[Start]

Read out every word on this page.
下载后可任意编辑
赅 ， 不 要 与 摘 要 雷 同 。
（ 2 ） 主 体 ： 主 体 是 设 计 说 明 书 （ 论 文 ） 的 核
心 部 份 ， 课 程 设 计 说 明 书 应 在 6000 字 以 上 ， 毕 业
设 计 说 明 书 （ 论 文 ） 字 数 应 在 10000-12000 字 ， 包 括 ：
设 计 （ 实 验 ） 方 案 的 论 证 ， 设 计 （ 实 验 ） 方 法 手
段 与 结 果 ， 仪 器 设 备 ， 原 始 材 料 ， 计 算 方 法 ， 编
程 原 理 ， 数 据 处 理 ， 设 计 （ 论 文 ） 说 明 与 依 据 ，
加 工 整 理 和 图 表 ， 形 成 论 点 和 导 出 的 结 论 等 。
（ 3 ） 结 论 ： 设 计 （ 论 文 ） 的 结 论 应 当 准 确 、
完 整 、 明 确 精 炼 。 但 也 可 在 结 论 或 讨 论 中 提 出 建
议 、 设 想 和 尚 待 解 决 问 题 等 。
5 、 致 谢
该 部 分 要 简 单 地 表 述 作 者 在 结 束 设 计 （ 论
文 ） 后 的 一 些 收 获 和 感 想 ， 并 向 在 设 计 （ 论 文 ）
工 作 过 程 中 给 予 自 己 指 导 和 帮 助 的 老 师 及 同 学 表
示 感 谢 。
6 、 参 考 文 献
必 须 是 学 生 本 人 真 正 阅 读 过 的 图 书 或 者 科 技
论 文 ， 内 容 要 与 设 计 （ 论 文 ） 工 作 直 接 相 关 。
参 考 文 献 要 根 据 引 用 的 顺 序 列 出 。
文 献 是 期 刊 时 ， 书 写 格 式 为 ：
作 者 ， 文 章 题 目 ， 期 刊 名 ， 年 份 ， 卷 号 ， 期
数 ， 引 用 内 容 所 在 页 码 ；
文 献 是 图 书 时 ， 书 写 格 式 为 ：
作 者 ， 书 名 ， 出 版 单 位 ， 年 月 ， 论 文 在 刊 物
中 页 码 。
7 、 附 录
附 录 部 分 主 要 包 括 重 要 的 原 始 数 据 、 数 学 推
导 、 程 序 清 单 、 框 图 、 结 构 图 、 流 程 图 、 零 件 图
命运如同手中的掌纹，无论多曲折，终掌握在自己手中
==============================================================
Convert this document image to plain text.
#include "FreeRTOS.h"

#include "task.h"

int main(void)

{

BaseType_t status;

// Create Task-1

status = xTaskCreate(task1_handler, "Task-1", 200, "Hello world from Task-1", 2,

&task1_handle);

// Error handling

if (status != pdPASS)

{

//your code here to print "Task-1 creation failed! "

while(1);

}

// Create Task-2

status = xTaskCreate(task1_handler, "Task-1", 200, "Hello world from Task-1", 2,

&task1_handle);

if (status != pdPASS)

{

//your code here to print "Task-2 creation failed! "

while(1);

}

[End]

Reproduce all data above, unchanged.

Full response |
Read out every word on this page.
下载后可任意编辑
赅 ， 不 要 与 摘 要 雷 同 。
（ 2 ） 主 体 ： 主 体 是 设 计 说 明 书 （ 论 文 ） 的 核
心 部 份 ， 课 程 设 计 说 明 书 应 在 6000 字 以 上 ， 毕 业
设 计 说 明 书 （ 论 文 ） 字 数 应 在 10000-12000 字 ， 包 括 ：
设 计 （ 实 验 ） 方 案 的 论 证 ， 设 计 （ 实 验 ） 方 法 手
段 与 结 果 ， 仪 器 设 备 ， 原 始 材 料 ， 计 算 方 法 ， 编
程 原 理 ， 数 据 处 理 ， 设 计 （ 论 文 ） 说 明 与 依 据 ，
加 工 整 理 和 图 表 ， 形 成 论 点 和 导 出 的 结 论 等 。
（ 3 ） 结 论 ： 设 计 （ 论 文 ） 的 结 论 应 当 准 确 、
完 整 、 明 确 精 炼 。 但 也 可 在 结 论 或 讨 论 中 提 出 建
议 、 设 想 和 尚 待 解 决 问 题 等 。
5 、 致 谢
该 部 分 要 简 单 地 表 述 作 者 在 结 束 设 计 （ 论
文 ） 后 的 一 些 收 获 和 感 想 ， 并 向 在 设 计 （ 论 文 ）
工 作 过 程 中 给 予 自 己 指 导 和 帮 助 的 老 师 及 同 学 表
示 感 谢 。
6 、 参 考 文 献
必 须 是 学 生 本 人 真 正 阅 读 过 的 图 书 或 者 科 技
论 文 ， 内 容 要 与 设 计 （ 论 文 ） 工 作 直 接 相 关 。
参 考 文 献 要 根 据 引 用 的 顺 序 列 出 。
文 献 是 期 刊 时 ， 书 写 格 式 为 ：
作 者 ， 文 章 题 目 ， 期 刊 名 ， 年 份 ， 卷 号 ， 期
数 ， 引 用 内 容 所 在 页 码 ；
文 献 是 图 书 时 ， 书 写 格 式 为 ：
作 者 ， 书 名 ， 出 版 单 位 ， 年 月 ， 论 文 在 刊 物
中 页 码 。
7 、 附 录
附 录 部 分 主 要 包 括 重 要 的 原 始 数 据 、 数 学 推
导 、 程 序 清 单 、 框 图 、 结 构 图 、 流 程 图 、 零 件 图
命运如同手中的掌纹，无论多曲折，终掌握在自己手中
==============================================================
Convert this document image to plain text.
#include "FreeRTOS.h"

#include "task.h"

int main(void)

{

BaseType_t status;

// Create Task-1

status = xTaskCreate(task1_handler, "Task-1", 200, "Hello world from Task-1", 2,

&task1_handle);

// Error handling

if (status != pdPASS)

{

//your code here to print "Task-1 creation failed! "

while(1);

}

// Create Task-2

status = xTaskCreate(task1_handler, "Task-1", 200, "Hello world from Task-1", 2,

&task1_handle);

if (status != pdPASS)

{

//your code here to print "Task-2 creation failed! "

while(1);

}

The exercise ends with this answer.